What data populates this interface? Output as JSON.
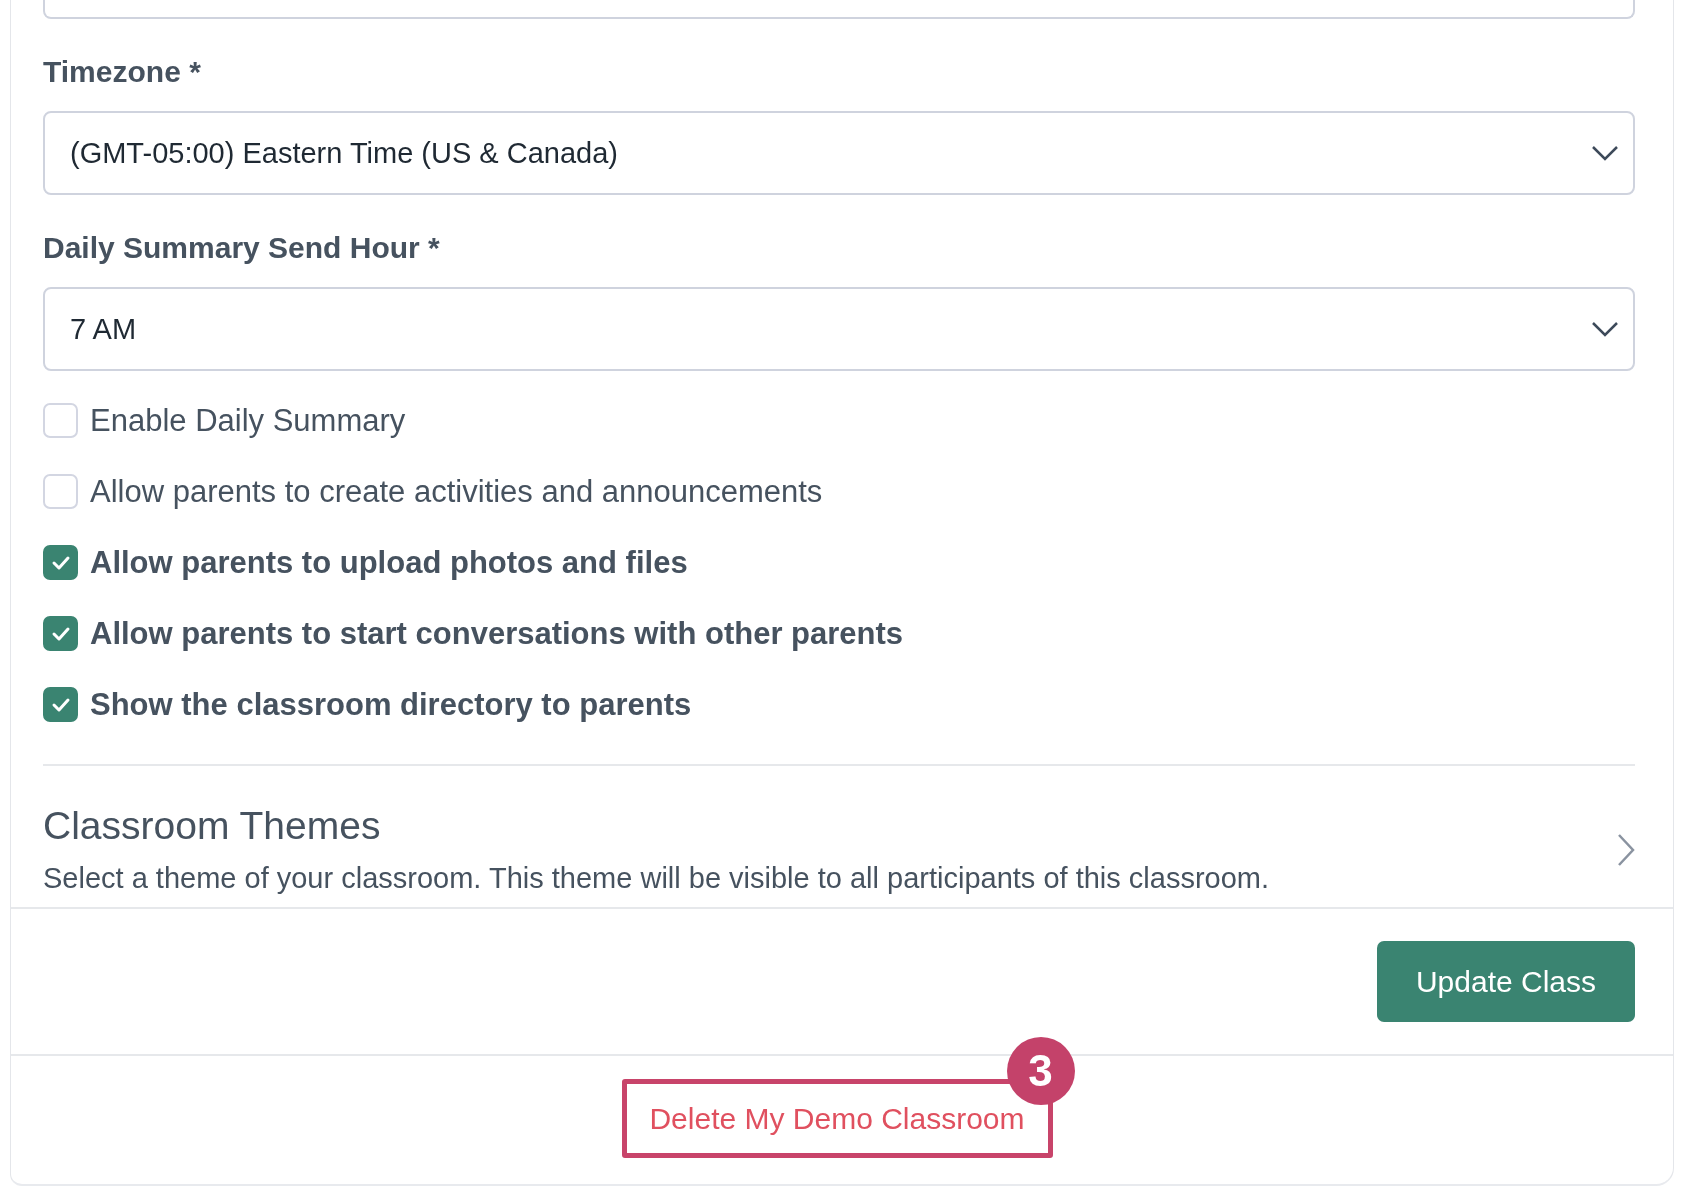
{
  "fields": [
    {
      "label": "Timezone *",
      "value": "(GMT-05:00) Eastern Time (US & Canada)"
    },
    {
      "label": "Daily Summary Send Hour *",
      "value": "7 AM"
    }
  ],
  "options": [
    {
      "label": "Enable Daily Summary",
      "checked": false
    },
    {
      "label": "Allow parents to create activities and announcements",
      "checked": false
    },
    {
      "label": "Allow parents to upload photos and files",
      "checked": true
    },
    {
      "label": "Allow parents to start conversations with other parents",
      "checked": true
    },
    {
      "label": "Show the classroom directory to parents",
      "checked": true
    }
  ],
  "themes": {
    "title": "Classroom Themes",
    "description": "Select a theme of your classroom. This theme will be visible to all participants of this classroom."
  },
  "submit": "Update Class",
  "delete_link": "Delete My Demo Classroom",
  "step_badge": "3"
}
* * *
* PROBLEM DETAILS *
Pictures stay out of the copy; please restate every record above exactly.

* EXERCISE RESPONSE *
What data populates this interface? Output as JSON.
{
  "fields": [
    {
      "label": "Timezone *",
      "value": "(GMT-05:00) Eastern Time (US & Canada)"
    },
    {
      "label": "Daily Summary Send Hour *",
      "value": "7 AM"
    }
  ],
  "options": [
    {
      "label": "Enable Daily Summary",
      "checked": false
    },
    {
      "label": "Allow parents to create activities and announcements",
      "checked": false
    },
    {
      "label": "Allow parents to upload photos and files",
      "checked": true
    },
    {
      "label": "Allow parents to start conversations with other parents",
      "checked": true
    },
    {
      "label": "Show the classroom directory to parents",
      "checked": true
    }
  ],
  "themes": {
    "title": "Classroom Themes",
    "description": "Select a theme of your classroom. This theme will be visible to all participants of this classroom."
  },
  "submit": "Update Class",
  "delete_link": "Delete My Demo Classroom",
  "step_badge": "3"
}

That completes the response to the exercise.